(Information provided):
•••••

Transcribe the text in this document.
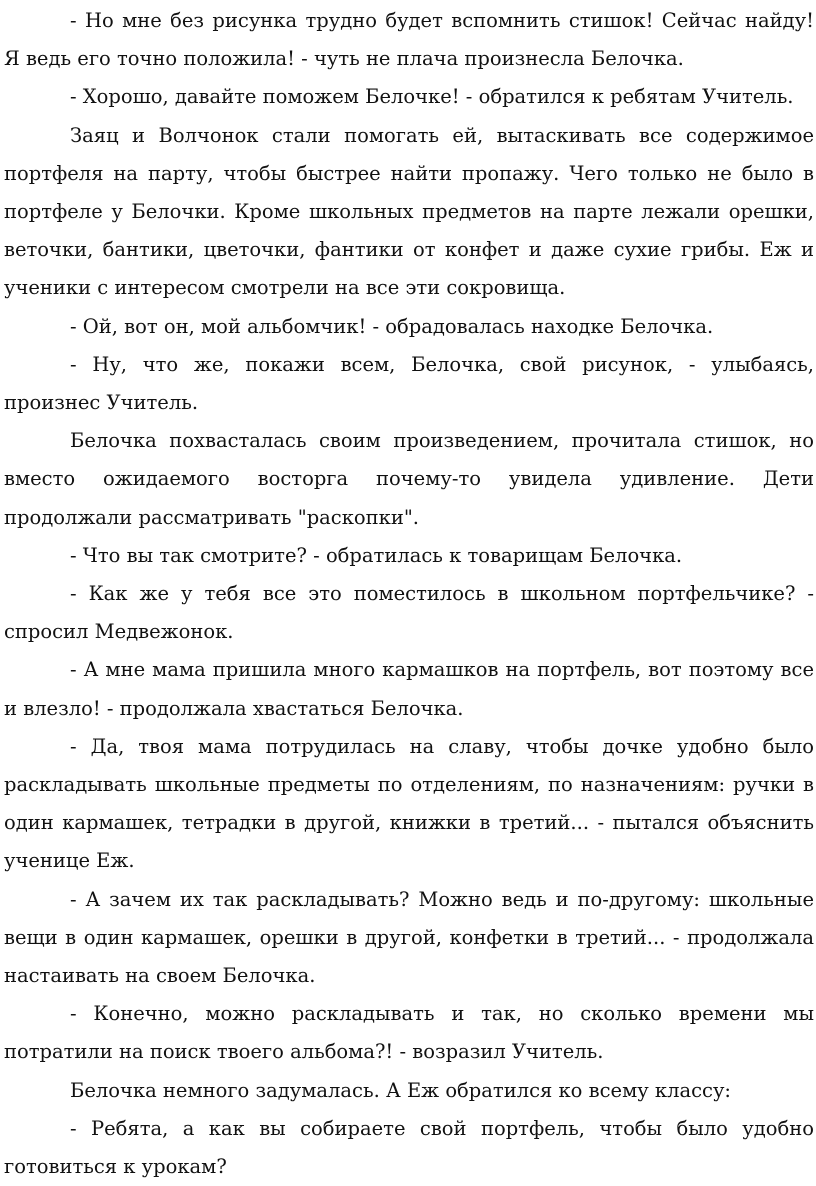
- Но мне без рисунка трудно будет вспомнить стишок! Сейчас найду! Я ведь его точно положила! - чуть не плача произнесла Белочка.

- Хорошо, давайте поможем Белочке! - обратился к ребятам Учитель.

Заяц и Волчонок стали помогать ей, вытаскивать все содержимое портфеля на парту, чтобы быстрее найти пропажу. Чего только не было в портфеле у Белочки. Кроме школьных предметов на парте лежали орешки, веточки, бантики, цветочки, фантики от конфет и даже сухие грибы. Еж и ученики с интересом смотрели на все эти сокровища.

- Ой, вот он, мой альбомчик! - обрадовалась находке Белочка.

- Ну, что же, покажи всем, Белочка, свой рисунок, - улыбаясь, произнес Учитель.

Белочка похвасталась своим произведением, прочитала стишок, но вместо ожидаемого восторга почему-то увидела удивление. Дети продолжали рассматривать "раскопки".

- Что вы так смотрите? - обратилась к товарищам Белочка.

- Как же у тебя все это поместилось в школьном портфельчике? - спросил Медвежонок.

- А мне мама пришила много кармашков на портфель, вот поэтому все и влезло! - продолжала хвастаться Белочка.

- Да, твоя мама потрудилась на славу, чтобы дочке удобно было раскладывать школьные предметы по отделениям, по назначениям: ручки в один кармашек, тетрадки в другой, книжки в третий... - пытался объяснить ученице Еж.

- А зачем их так раскладывать? Можно ведь и по-другому: школьные вещи в один кармашек, орешки в другой, конфетки в третий... - продолжала настаивать на своем Белочка.

- Конечно, можно раскладывать и так, но сколько времени мы потратили на поиск твоего альбома?! - возразил Учитель.

Белочка немного задумалась. А Еж обратился ко всему классу:

- Ребята, а как вы собираете свой портфель, чтобы было удобно готовиться к урокам?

•••••

(Brief):
Copy the records exactly. Skip the pictures.

(Exercise answer):
Transcribe the text in this document.
- Но мне без рисунка трудно будет вспомнить стишок! Сейчас найду! Я ведь его точно положила! - чуть не плача произнесла Белочка.

- Хорошо, давайте поможем Белочке! - обратился к ребятам Учитель.

Заяц и Волчонок стали помогать ей, вытаскивать все содержимое портфеля на парту, чтобы быстрее найти пропажу. Чего только не было в портфеле у Белочки. Кроме школьных предметов на парте лежали орешки, веточки, бантики, цветочки, фантики от конфет и даже сухие грибы. Еж и ученики с интересом смотрели на все эти сокровища.

- Ой, вот он, мой альбомчик! - обрадовалась находке Белочка.

- Ну, что же, покажи всем, Белочка, свой рисунок, - улыбаясь, произнес Учитель.

Белочка похвасталась своим произведением, прочитала стишок, но вместо ожидаемого восторга почему-то увидела удивление. Дети продолжали рассматривать "раскопки".

- Что вы так смотрите? - обратилась к товарищам Белочка.

- Как же у тебя все это поместилось в школьном портфельчике? - спросил Медвежонок.

- А мне мама пришила много кармашков на портфель, вот поэтому все и влезло! - продолжала хвастаться Белочка.

- Да, твоя мама потрудилась на славу, чтобы дочке удобно было раскладывать школьные предметы по отделениям, по назначениям: ручки в один кармашек, тетрадки в другой, книжки в третий... - пытался объяснить ученице Еж.

- А зачем их так раскладывать? Можно ведь и по-другому: школьные вещи в один кармашек, орешки в другой, конфетки в третий... - продолжала настаивать на своем Белочка.

- Конечно, можно раскладывать и так, но сколько времени мы потратили на поиск твоего альбома?! - возразил Учитель.

Белочка немного задумалась. А Еж обратился ко всему классу:

- Ребята, а как вы собираете свой портфель, чтобы было удобно готовиться к урокам?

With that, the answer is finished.